-------- Stored records

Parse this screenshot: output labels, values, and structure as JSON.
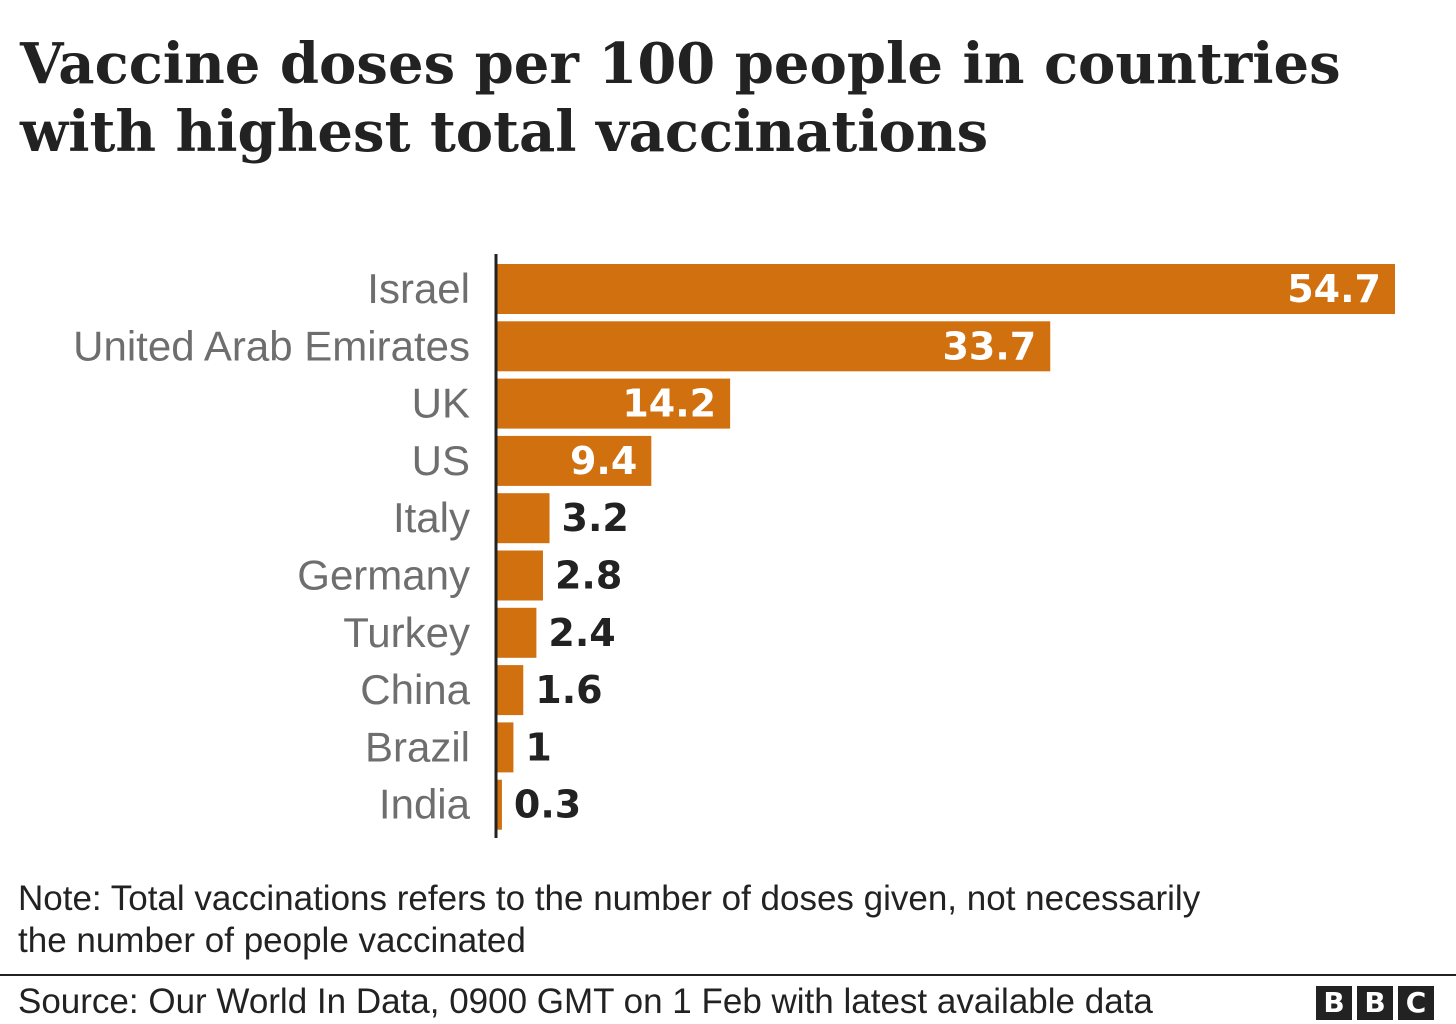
{
  "chart_data": {
    "type": "bar",
    "orientation": "horizontal",
    "title": [
      "Vaccine doses per 100 people in countries",
      "with highest total vaccinations"
    ],
    "categories": [
      "Israel",
      "United Arab Emirates",
      "UK",
      "US",
      "Italy",
      "Germany",
      "Turkey",
      "China",
      "Brazil",
      "India"
    ],
    "values": [
      54.7,
      33.7,
      14.2,
      9.4,
      3.2,
      2.8,
      2.4,
      1.6,
      1,
      0.3
    ],
    "value_labels": [
      "54.7",
      "33.7",
      "14.2",
      "9.4",
      "3.2",
      "2.8",
      "2.4",
      "1.6",
      "1",
      "0.3"
    ],
    "xlim": [
      0,
      55
    ],
    "grid": false,
    "legend": "none",
    "colors": {
      "bar": "#d1700e",
      "label_inside": "#ffffff",
      "label_outside": "#222222",
      "category_text": "#6e6e6e",
      "axis": "#222222"
    }
  },
  "note": [
    "Note: Total vaccinations refers to the number of doses given, not necessarily",
    "the number of people vaccinated"
  ],
  "source": "Source: Our World In Data, 0900 GMT on 1 Feb with latest available data",
  "logo": [
    "B",
    "B",
    "C"
  ]
}
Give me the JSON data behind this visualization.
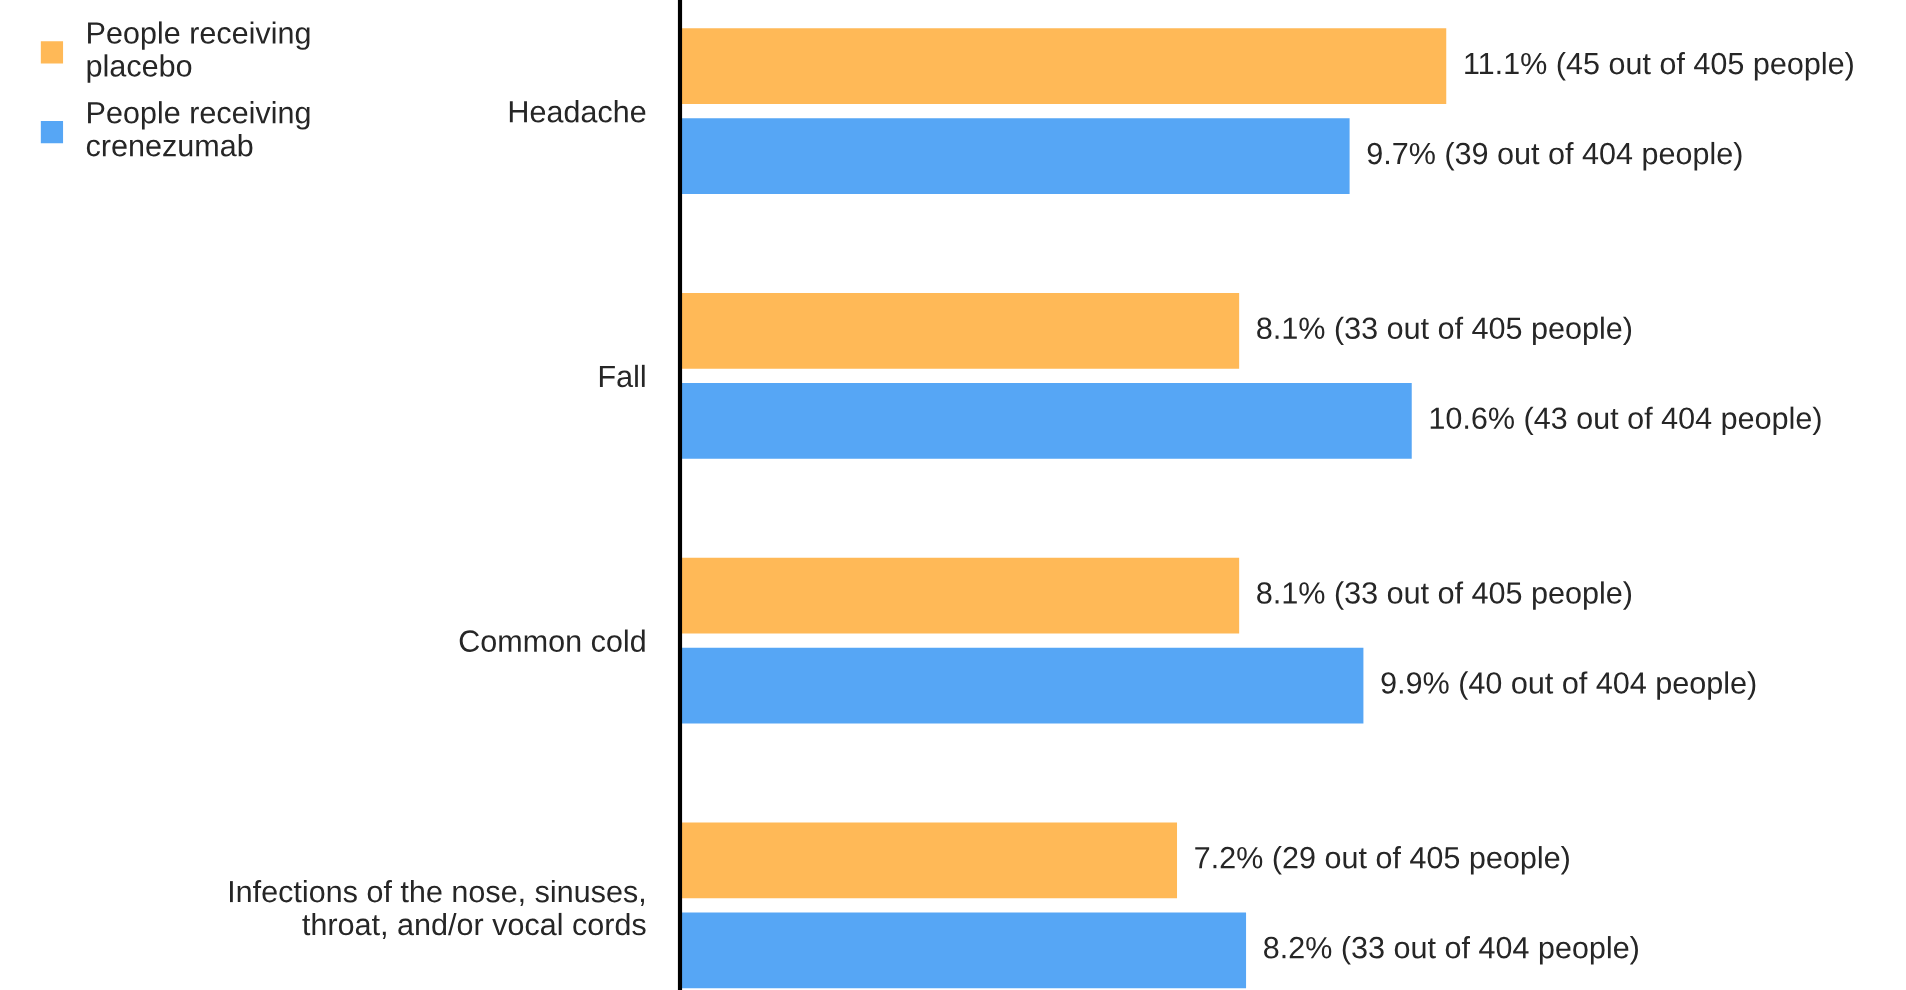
{
  "chart_data": {
    "type": "bar",
    "orientation": "horizontal",
    "categories": [
      "Headache",
      "Fall",
      "Common cold",
      "Infections of the nose, sinuses,\nthroat, and/or vocal cords"
    ],
    "series": [
      {
        "name": "People receiving\nplacebo",
        "color": "#ffb957",
        "values": [
          11.1,
          8.1,
          8.1,
          7.2
        ],
        "value_labels": [
          "11.1% (45 out of 405 people)",
          "8.1% (33 out of 405 people)",
          "8.1% (33 out of 405 people)",
          "7.2% (29 out of 405 people)"
        ]
      },
      {
        "name": "People receiving\ncrenezumab",
        "color": "#56a6f5",
        "values": [
          9.7,
          10.6,
          9.9,
          8.2
        ],
        "value_labels": [
          "9.7% (39 out of 404 people)",
          "10.6% (43 out of 404 people)",
          "9.9% (40 out of 404 people)",
          "8.2% (33 out of 404 people)"
        ]
      }
    ],
    "legend": "top left",
    "grid": false,
    "marker": "square"
  }
}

----------------

• What the task requires
Copy each line of the listing that includes "vaccinations".

• Exercise solution
      "with highest total vaccinations"
    "Note: Total vaccinations refers to the number of doses given, not necessarily",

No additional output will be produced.